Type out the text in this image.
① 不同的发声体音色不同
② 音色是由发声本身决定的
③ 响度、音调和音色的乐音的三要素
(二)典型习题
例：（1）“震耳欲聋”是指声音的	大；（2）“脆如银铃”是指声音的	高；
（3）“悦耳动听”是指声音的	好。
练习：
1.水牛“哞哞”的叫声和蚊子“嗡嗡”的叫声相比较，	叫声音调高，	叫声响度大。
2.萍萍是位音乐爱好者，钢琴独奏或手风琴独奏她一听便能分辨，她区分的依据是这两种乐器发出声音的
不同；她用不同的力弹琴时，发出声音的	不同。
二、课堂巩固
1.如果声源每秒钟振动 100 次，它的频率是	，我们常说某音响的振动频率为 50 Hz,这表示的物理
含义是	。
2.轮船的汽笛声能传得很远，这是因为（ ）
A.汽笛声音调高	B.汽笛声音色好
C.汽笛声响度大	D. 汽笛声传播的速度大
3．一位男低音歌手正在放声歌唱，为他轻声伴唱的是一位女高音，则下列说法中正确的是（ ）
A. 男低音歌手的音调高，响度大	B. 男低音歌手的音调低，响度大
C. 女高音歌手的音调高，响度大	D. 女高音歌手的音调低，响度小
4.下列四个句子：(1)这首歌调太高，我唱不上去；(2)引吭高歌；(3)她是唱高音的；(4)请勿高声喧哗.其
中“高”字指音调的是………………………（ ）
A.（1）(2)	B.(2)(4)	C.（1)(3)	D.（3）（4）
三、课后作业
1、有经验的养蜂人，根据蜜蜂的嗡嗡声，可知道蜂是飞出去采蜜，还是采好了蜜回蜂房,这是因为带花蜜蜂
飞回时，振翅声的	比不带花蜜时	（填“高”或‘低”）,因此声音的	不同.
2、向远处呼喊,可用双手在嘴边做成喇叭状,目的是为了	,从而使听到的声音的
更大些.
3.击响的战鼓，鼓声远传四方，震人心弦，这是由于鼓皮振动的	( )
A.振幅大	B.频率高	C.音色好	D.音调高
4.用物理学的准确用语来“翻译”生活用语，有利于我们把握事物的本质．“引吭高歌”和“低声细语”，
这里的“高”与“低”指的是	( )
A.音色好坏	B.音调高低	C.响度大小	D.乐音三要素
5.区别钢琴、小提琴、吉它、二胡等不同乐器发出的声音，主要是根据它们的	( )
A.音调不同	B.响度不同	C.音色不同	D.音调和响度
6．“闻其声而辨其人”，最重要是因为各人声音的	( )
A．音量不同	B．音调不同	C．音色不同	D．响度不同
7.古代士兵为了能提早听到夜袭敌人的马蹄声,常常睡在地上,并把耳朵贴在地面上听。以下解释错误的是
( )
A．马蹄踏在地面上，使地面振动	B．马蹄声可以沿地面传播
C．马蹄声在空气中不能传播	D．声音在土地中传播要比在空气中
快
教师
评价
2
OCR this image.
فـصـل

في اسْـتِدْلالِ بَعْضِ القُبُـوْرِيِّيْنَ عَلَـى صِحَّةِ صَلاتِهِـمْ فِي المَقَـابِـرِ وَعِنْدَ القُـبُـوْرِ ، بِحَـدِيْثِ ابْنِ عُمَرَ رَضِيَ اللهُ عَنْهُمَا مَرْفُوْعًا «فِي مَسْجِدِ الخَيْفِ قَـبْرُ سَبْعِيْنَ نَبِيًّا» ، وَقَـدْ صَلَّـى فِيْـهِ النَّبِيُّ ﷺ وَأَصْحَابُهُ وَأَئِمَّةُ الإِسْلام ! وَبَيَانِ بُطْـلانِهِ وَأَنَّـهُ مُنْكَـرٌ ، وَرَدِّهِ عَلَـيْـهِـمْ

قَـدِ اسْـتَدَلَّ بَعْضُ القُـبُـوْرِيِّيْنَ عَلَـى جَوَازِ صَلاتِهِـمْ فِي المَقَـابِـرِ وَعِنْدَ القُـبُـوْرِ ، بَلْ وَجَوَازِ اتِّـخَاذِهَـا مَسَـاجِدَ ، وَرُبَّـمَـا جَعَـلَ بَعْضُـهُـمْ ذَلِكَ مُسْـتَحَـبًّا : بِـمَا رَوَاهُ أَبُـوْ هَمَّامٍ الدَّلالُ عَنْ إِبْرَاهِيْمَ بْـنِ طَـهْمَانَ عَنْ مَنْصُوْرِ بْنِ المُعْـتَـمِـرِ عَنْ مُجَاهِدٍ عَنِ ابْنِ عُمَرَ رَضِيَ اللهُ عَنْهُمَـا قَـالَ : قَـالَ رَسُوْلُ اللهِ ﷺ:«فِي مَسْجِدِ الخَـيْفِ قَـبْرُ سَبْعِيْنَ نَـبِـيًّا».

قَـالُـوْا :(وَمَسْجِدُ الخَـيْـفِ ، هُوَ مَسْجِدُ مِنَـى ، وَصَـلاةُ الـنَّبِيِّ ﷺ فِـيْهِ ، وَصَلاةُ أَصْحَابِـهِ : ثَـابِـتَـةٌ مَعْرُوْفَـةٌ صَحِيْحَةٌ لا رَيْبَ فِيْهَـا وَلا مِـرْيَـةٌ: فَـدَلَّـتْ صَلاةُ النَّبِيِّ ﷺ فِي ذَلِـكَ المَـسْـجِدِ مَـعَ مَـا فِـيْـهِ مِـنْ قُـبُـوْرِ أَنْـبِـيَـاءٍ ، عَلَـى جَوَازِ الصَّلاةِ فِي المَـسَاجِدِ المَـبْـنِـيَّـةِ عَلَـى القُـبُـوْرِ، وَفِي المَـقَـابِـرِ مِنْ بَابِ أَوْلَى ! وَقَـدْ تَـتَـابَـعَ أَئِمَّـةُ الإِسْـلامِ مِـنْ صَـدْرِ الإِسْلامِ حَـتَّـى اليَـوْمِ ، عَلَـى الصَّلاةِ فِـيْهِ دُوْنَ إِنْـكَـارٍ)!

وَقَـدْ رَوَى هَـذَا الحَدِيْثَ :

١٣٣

::::::

▶ [Aim of the exercise] Work through the listing above and report how many lines include the string "引吭高歌", with no other text.

▶ [Problem solution] 2